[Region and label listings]
● ● ●
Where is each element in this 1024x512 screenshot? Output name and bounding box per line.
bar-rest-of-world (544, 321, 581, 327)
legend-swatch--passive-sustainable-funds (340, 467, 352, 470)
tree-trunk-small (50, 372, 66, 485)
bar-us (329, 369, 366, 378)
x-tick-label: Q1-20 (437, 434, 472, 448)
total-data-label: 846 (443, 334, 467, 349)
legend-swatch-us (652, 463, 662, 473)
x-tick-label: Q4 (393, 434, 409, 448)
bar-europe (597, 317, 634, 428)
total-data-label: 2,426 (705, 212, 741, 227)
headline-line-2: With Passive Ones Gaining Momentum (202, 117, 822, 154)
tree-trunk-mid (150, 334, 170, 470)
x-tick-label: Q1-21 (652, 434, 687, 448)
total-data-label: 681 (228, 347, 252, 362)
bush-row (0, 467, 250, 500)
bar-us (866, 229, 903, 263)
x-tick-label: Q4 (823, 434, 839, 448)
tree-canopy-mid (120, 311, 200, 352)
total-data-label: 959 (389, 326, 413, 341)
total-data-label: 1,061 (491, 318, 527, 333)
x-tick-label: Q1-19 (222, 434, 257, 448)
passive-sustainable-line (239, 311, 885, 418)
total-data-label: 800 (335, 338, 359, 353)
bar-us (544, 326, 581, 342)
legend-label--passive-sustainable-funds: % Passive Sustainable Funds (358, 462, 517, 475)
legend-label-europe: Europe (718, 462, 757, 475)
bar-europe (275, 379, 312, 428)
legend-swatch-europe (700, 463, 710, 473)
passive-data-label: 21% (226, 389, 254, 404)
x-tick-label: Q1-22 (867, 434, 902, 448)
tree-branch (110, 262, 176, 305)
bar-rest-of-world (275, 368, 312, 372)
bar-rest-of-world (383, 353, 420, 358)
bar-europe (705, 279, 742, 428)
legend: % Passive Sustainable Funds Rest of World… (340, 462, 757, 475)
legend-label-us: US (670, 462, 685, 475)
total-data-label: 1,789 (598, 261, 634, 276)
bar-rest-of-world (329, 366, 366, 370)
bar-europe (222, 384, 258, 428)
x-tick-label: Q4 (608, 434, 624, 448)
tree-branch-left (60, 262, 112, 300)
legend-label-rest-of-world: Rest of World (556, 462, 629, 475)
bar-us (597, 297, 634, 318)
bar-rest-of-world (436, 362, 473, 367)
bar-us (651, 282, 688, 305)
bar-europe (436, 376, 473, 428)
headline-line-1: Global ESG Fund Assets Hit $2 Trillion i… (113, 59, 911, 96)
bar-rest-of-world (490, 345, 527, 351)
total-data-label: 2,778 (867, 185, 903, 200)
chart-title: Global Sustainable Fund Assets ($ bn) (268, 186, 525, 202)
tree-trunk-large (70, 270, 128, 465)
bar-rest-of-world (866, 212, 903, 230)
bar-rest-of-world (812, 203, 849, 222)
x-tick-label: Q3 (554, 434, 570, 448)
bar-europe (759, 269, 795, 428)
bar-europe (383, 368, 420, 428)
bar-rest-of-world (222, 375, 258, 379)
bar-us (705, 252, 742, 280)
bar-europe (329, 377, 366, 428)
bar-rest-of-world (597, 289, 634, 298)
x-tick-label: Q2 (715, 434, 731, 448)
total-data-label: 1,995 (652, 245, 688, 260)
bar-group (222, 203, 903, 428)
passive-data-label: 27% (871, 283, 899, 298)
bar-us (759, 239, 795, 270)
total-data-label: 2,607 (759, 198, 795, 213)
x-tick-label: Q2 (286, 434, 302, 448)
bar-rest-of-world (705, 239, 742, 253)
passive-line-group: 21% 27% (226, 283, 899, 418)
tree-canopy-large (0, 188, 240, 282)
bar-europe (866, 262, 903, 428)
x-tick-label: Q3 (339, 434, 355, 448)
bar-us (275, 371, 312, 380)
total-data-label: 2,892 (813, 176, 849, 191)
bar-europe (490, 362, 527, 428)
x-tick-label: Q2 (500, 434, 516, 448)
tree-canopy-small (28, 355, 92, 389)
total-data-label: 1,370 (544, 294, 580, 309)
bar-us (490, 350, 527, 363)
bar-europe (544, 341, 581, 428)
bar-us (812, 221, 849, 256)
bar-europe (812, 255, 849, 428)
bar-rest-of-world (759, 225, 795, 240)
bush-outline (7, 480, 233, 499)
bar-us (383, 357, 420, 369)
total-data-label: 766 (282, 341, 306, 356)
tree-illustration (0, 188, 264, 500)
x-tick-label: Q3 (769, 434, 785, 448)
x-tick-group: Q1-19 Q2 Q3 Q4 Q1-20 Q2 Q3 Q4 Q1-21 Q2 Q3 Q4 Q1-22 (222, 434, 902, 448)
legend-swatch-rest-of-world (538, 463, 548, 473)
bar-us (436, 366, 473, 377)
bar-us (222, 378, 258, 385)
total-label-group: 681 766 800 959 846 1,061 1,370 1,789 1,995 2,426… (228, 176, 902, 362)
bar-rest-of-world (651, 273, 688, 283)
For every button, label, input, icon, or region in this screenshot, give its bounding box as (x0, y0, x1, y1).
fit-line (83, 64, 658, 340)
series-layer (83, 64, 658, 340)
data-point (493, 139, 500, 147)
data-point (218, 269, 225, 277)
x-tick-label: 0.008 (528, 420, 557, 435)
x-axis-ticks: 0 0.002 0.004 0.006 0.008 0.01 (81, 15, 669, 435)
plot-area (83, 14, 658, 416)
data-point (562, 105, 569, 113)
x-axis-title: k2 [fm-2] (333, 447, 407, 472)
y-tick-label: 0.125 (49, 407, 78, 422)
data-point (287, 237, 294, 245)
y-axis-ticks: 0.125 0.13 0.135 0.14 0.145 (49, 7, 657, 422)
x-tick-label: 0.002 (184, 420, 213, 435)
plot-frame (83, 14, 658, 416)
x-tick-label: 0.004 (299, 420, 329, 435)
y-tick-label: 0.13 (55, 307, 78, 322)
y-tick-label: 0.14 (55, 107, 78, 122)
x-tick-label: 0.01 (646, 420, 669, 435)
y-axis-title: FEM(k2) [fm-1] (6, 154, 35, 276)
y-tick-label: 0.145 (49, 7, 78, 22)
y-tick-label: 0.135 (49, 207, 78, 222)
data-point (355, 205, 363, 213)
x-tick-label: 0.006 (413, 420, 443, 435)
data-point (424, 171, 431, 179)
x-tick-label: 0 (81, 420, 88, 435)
● ● ●
### Written task
Update every one of the entries by replacing "bar-rest-of-world" with "bar-other-regions", and leave everything else unchanged.

### Correct answer
Where is each element in this 1024x512 screenshot? Output name and bounding box per line.
bar-other-regions (544, 321, 581, 327)
legend-swatch--passive-sustainable-funds (340, 467, 352, 470)
tree-trunk-small (50, 372, 66, 485)
bar-us (329, 369, 366, 378)
x-tick-label: Q1-20 (437, 434, 472, 448)
total-data-label: 846 (443, 334, 467, 349)
legend-swatch-us (652, 463, 662, 473)
x-tick-label: Q4 (393, 434, 409, 448)
bar-europe (597, 317, 634, 428)
total-data-label: 2,426 (705, 212, 741, 227)
headline-line-2: With Passive Ones Gaining Momentum (202, 117, 822, 154)
tree-trunk-mid (150, 334, 170, 470)
x-tick-label: Q1-21 (652, 434, 687, 448)
total-data-label: 681 (228, 347, 252, 362)
bush-row (0, 467, 250, 500)
bar-us (866, 229, 903, 263)
x-tick-label: Q4 (823, 434, 839, 448)
tree-canopy-mid (120, 311, 200, 352)
total-data-label: 959 (389, 326, 413, 341)
total-data-label: 1,061 (491, 318, 527, 333)
x-tick-label: Q1-19 (222, 434, 257, 448)
passive-sustainable-line (239, 311, 885, 418)
total-data-label: 800 (335, 338, 359, 353)
bar-us (544, 326, 581, 342)
legend-label--passive-sustainable-funds: % Passive Sustainable Funds (358, 462, 517, 475)
legend-label-europe: Europe (718, 462, 757, 475)
bar-europe (275, 379, 312, 428)
legend-swatch-europe (700, 463, 710, 473)
passive-data-label: 21% (226, 389, 254, 404)
x-tick-label: Q1-22 (867, 434, 902, 448)
tree-branch (110, 262, 176, 305)
bar-other-regions (275, 368, 312, 372)
bar-other-regions (383, 353, 420, 358)
bar-europe (705, 279, 742, 428)
legend: % Passive Sustainable Funds Rest of World… (340, 462, 757, 475)
legend-label-us: US (670, 462, 685, 475)
total-data-label: 1,789 (598, 261, 634, 276)
bar-other-regions (329, 366, 366, 370)
bar-europe (222, 384, 258, 428)
x-tick-label: Q4 (608, 434, 624, 448)
tree-branch-left (60, 262, 112, 300)
legend-label-rest-of-world: Rest of World (556, 462, 629, 475)
bar-us (597, 297, 634, 318)
bar-other-regions (436, 362, 473, 367)
bar-us (651, 282, 688, 305)
bar-europe (436, 376, 473, 428)
headline-line-1: Global ESG Fund Assets Hit $2 Trillion i… (113, 59, 911, 96)
bar-other-regions (490, 345, 527, 351)
total-data-label: 2,778 (867, 185, 903, 200)
chart-title: Global Sustainable Fund Assets ($ bn) (268, 186, 525, 202)
tree-trunk-large (70, 270, 128, 465)
bar-other-regions (866, 212, 903, 230)
bar-other-regions (812, 203, 849, 222)
x-tick-label: Q3 (554, 434, 570, 448)
bar-europe (759, 269, 795, 428)
bar-europe (383, 368, 420, 428)
bar-other-regions (222, 375, 258, 379)
bar-us (705, 252, 742, 280)
bar-europe (329, 377, 366, 428)
bar-other-regions (597, 289, 634, 298)
x-tick-label: Q2 (715, 434, 731, 448)
total-data-label: 1,995 (652, 245, 688, 260)
bar-group (222, 203, 903, 428)
passive-data-label: 27% (871, 283, 899, 298)
bar-us (759, 239, 795, 270)
total-data-label: 2,607 (759, 198, 795, 213)
x-tick-label: Q2 (286, 434, 302, 448)
bar-other-regions (705, 239, 742, 253)
passive-line-group: 21% 27% (226, 283, 899, 418)
tree-canopy-large (0, 188, 240, 282)
bar-europe (866, 262, 903, 428)
x-tick-label: Q3 (339, 434, 355, 448)
bar-us (275, 371, 312, 380)
total-data-label: 2,892 (813, 176, 849, 191)
bar-europe (490, 362, 527, 428)
x-tick-label: Q2 (500, 434, 516, 448)
tree-canopy-small (28, 355, 92, 389)
total-data-label: 1,370 (544, 294, 580, 309)
bar-us (490, 350, 527, 363)
bar-europe (544, 341, 581, 428)
bar-us (812, 221, 849, 256)
bar-europe (812, 255, 849, 428)
bar-other-regions (759, 225, 795, 240)
bush-outline (7, 480, 233, 499)
bar-us (383, 357, 420, 369)
total-data-label: 766 (282, 341, 306, 356)
tree-illustration (0, 188, 264, 500)
x-tick-label: Q3 (769, 434, 785, 448)
x-tick-group: Q1-19 Q2 Q3 Q4 Q1-20 Q2 Q3 Q4 Q1-21 Q2 Q3 Q4 Q1-22 (222, 434, 902, 448)
legend-swatch-rest-of-world (538, 463, 548, 473)
bar-us (436, 366, 473, 377)
bar-us (222, 378, 258, 385)
total-label-group: 681 766 800 959 846 1,061 1,370 1,789 1,995 2,426… (228, 176, 902, 362)
bar-other-regions (651, 273, 688, 283)
For every button, label, input, icon, or region in this screenshot, give its bounding box as (x0, y0, x1, y1).
fit-line (83, 64, 658, 340)
series-layer (83, 64, 658, 340)
data-point (493, 139, 500, 147)
data-point (218, 269, 225, 277)
x-tick-label: 0.008 (528, 420, 557, 435)
x-axis-ticks: 0 0.002 0.004 0.006 0.008 0.01 (81, 15, 669, 435)
plot-area (83, 14, 658, 416)
data-point (562, 105, 569, 113)
x-axis-title: k2 [fm-2] (333, 447, 407, 472)
y-tick-label: 0.125 (49, 407, 78, 422)
data-point (287, 237, 294, 245)
y-axis-ticks: 0.125 0.13 0.135 0.14 0.145 (49, 7, 657, 422)
x-tick-label: 0.002 (184, 420, 213, 435)
plot-frame (83, 14, 658, 416)
x-tick-label: 0.004 (299, 420, 329, 435)
y-tick-label: 0.13 (55, 307, 78, 322)
y-tick-label: 0.14 (55, 107, 78, 122)
x-tick-label: 0.01 (646, 420, 669, 435)
y-axis-title: FEM(k2) [fm-1] (6, 154, 35, 276)
y-tick-label: 0.145 (49, 7, 78, 22)
y-tick-label: 0.135 (49, 207, 78, 222)
data-point (355, 205, 363, 213)
x-tick-label: 0.006 (413, 420, 443, 435)
data-point (424, 171, 431, 179)
x-tick-label: 0 (81, 420, 88, 435)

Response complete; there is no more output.